---------- Records shown

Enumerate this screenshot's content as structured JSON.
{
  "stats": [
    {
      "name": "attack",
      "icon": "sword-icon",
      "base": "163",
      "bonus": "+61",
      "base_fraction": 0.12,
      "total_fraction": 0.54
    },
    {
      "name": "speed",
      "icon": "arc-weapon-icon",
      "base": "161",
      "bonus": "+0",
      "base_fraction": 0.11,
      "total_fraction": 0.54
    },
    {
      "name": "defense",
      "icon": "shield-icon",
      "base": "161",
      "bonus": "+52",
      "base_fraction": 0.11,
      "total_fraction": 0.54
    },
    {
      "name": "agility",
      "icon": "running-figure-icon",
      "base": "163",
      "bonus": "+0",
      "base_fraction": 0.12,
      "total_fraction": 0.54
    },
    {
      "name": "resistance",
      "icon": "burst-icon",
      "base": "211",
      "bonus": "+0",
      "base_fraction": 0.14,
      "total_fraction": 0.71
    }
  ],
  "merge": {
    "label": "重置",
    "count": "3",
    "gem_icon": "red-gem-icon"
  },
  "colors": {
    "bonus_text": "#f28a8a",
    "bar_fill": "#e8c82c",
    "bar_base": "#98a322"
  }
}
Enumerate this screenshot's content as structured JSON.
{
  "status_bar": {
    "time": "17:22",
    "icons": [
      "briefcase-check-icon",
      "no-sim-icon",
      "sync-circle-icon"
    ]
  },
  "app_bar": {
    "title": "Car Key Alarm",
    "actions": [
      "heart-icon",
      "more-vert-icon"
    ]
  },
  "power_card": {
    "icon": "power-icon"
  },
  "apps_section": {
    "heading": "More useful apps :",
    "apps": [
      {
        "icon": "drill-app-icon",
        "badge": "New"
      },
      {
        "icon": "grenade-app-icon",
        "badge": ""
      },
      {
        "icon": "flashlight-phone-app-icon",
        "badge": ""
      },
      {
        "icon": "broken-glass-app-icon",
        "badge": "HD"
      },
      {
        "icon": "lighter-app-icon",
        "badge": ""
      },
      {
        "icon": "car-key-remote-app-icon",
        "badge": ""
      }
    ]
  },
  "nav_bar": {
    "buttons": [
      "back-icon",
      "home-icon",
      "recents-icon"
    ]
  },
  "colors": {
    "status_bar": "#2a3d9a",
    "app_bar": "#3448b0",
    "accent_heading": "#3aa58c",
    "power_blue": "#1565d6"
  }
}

--------------------

Write every line of the material above again, exactly.

Enumerate this screenshot's content as structured JSON.
{
  "stats": [
    {
      "name": "attack",
      "icon": "sword-icon",
      "base": "163",
      "bonus": "+61",
      "base_fraction": 0.12,
      "total_fraction": 0.54
    },
    {
      "name": "speed",
      "icon": "arc-weapon-icon",
      "base": "161",
      "bonus": "+0",
      "base_fraction": 0.11,
      "total_fraction": 0.54
    },
    {
      "name": "defense",
      "icon": "shield-icon",
      "base": "161",
      "bonus": "+52",
      "base_fraction": 0.11,
      "total_fraction": 0.54
    },
    {
      "name": "agility",
      "icon": "running-figure-icon",
      "base": "163",
      "bonus": "+0",
      "base_fraction": 0.12,
      "total_fraction": 0.54
    },
    {
      "name": "resistance",
      "icon": "burst-icon",
      "base": "211",
      "bonus": "+0",
      "base_fraction": 0.14,
      "total_fraction": 0.71
    }
  ],
  "merge": {
    "label": "重置",
    "count": "3",
    "gem_icon": "red-gem-icon"
  },
  "colors": {
    "bonus_text": "#f28a8a",
    "bar_fill": "#e8c82c",
    "bar_base": "#98a322"
  }
}
Enumerate this screenshot's content as structured JSON.
{
  "status_bar": {
    "time": "17:22",
    "icons": [
      "briefcase-check-icon",
      "no-sim-icon",
      "sync-circle-icon"
    ]
  },
  "app_bar": {
    "title": "Car Key Alarm",
    "actions": [
      "heart-icon",
      "more-vert-icon"
    ]
  },
  "power_card": {
    "icon": "power-icon"
  },
  "apps_section": {
    "heading": "More useful apps :",
    "apps": [
      {
        "icon": "drill-app-icon",
        "badge": "New"
      },
      {
        "icon": "grenade-app-icon",
        "badge": ""
      },
      {
        "icon": "flashlight-phone-app-icon",
        "badge": ""
      },
      {
        "icon": "broken-glass-app-icon",
        "badge": "HD"
      },
      {
        "icon": "lighter-app-icon",
        "badge": ""
      },
      {
        "icon": "car-key-remote-app-icon",
        "badge": ""
      }
    ]
  },
  "nav_bar": {
    "buttons": [
      "back-icon",
      "home-icon",
      "recents-icon"
    ]
  },
  "colors": {
    "status_bar": "#2a3d9a",
    "app_bar": "#3448b0",
    "accent_heading": "#3aa58c",
    "power_blue": "#1565d6"
  }
}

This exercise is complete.